Write every line out verbatim and omit the pictures.

★ ★ ★

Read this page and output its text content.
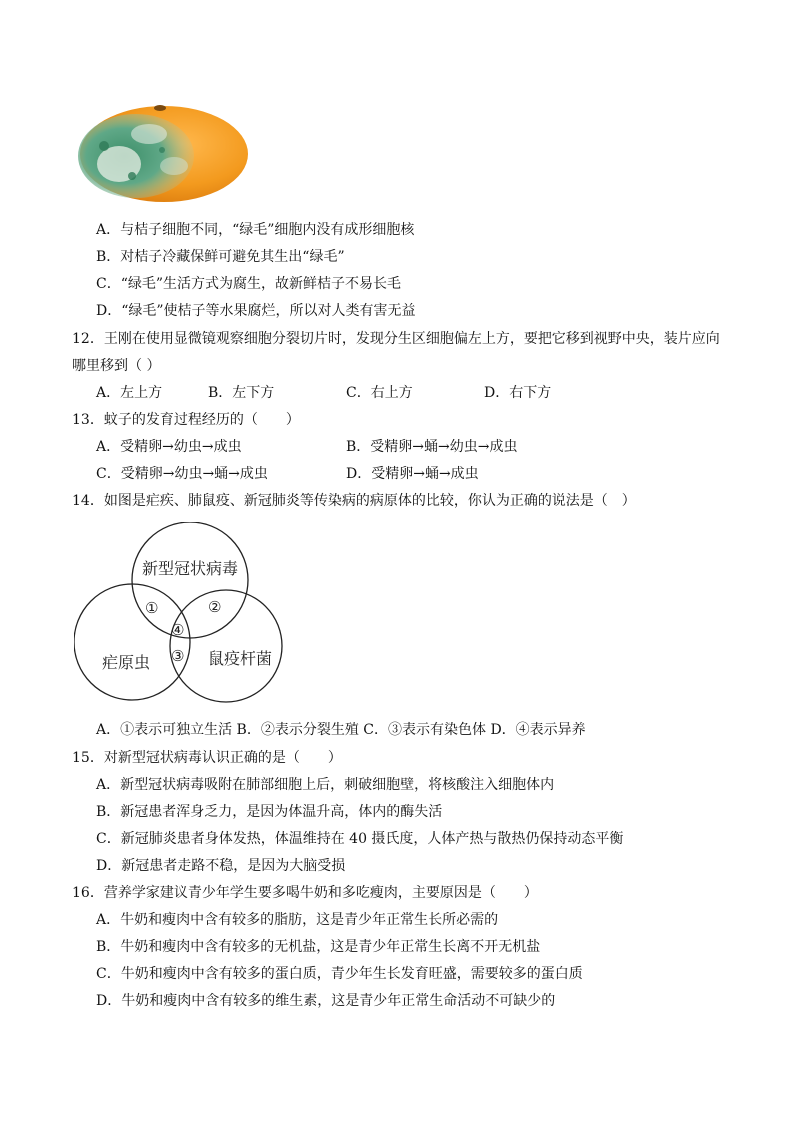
A．与桔子细胞不同，“绿毛”细胞内没有成形细胞核
B．对桔子冷藏保鲜可避免其生出“绿毛”
C．“绿毛”生活方式为腐生，故新鲜桔子不易长毛
D．“绿毛”使桔子等水果腐烂，所以对人类有害无益
12．王刚在使用显微镜观察细胞分裂切片时，发现分生区细胞偏左上方，要把它移到视野中央，装片应向
哪里移到（ ）
A．左上方	B．左下方	C．右上方	D．右下方
13．蚊子的发育过程经历的（　　）
A．受精卵→幼虫→成虫	B．受精卵→蛹→幼虫→成虫
C．受精卵→幼虫→蛹→成虫	D．受精卵→蛹→成虫
14．如图是疟疾、肺鼠疫、新冠肺炎等传染病的病原体的比较，你认为正确的说法是（　）
新型冠状病毒
疟原虫	鼠疫杆菌
①	②
④
③
A．①表示可独立生活 B．②表示分裂生殖 C．③表示有染色体 D．④表示异养
15．对新型冠状病毒认识正确的是（　　）
A．新型冠状病毒吸附在肺部细胞上后，刺破细胞壁，将核酸注入细胞体内
B．新冠患者浑身乏力，是因为体温升高，体内的酶失活
C．新冠肺炎患者身体发热，体温维持在 40 摄氏度，人体产热与散热仍保持动态平衡
D．新冠患者走路不稳，是因为大脑受损
16．营养学家建议青少年学生要多喝牛奶和多吃瘦肉，主要原因是（　　）
A．牛奶和瘦肉中含有较多的脂肪，这是青少年正常生长所必需的
B．牛奶和瘦肉中含有较多的无机盐，这是青少年正常生长离不开无机盐
C．牛奶和瘦肉中含有较多的蛋白质，青少年生长发育旺盛，需要较多的蛋白质
D．牛奶和瘦肉中含有较多的维生素，这是青少年正常生命活动不可缺少的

★ ★ ★

- _Output for this exercise_:
Read this page and output its text content.
A．与桔子细胞不同，“绿毛”细胞内没有成形细胞核
B．对桔子冷藏保鲜可避免其生出“绿毛”
C．“绿毛”生活方式为腐生，故新鲜桔子不易长毛
D．“绿毛”使桔子等水果腐烂，所以对人类有害无益
12．王刚在使用显微镜观察细胞分裂切片时，发现分生区细胞偏左上方，要把它移到视野中央，装片应向
哪里移到（ ）
A．左上方	B．左下方	C．右上方	D．右下方
13．蚊子的发育过程经历的（　　）
A．受精卵→幼虫→成虫	B．受精卵→蛹→幼虫→成虫
C．受精卵→幼虫→蛹→成虫	D．受精卵→蛹→成虫
14．如图是疟疾、肺鼠疫、新冠肺炎等传染病的病原体的比较，你认为正确的说法是（　）
新型冠状病毒
疟原虫	鼠疫杆菌
①	②
④
③
A．①表示可独立生活 B．②表示分裂生殖 C．③表示有染色体 D．④表示异养
15．对新型冠状病毒认识正确的是（　　）
A．新型冠状病毒吸附在肺部细胞上后，刺破细胞壁，将核酸注入细胞体内
B．新冠患者浑身乏力，是因为体温升高，体内的酶失活
C．新冠肺炎患者身体发热，体温维持在 40 摄氏度，人体产热与散热仍保持动态平衡
D．新冠患者走路不稳，是因为大脑受损
16．营养学家建议青少年学生要多喝牛奶和多吃瘦肉，主要原因是（　　）
A．牛奶和瘦肉中含有较多的脂肪，这是青少年正常生长所必需的
B．牛奶和瘦肉中含有较多的无机盐，这是青少年正常生长离不开无机盐
C．牛奶和瘦肉中含有较多的蛋白质，青少年生长发育旺盛，需要较多的蛋白质
D．牛奶和瘦肉中含有较多的维生素，这是青少年正常生命活动不可缺少的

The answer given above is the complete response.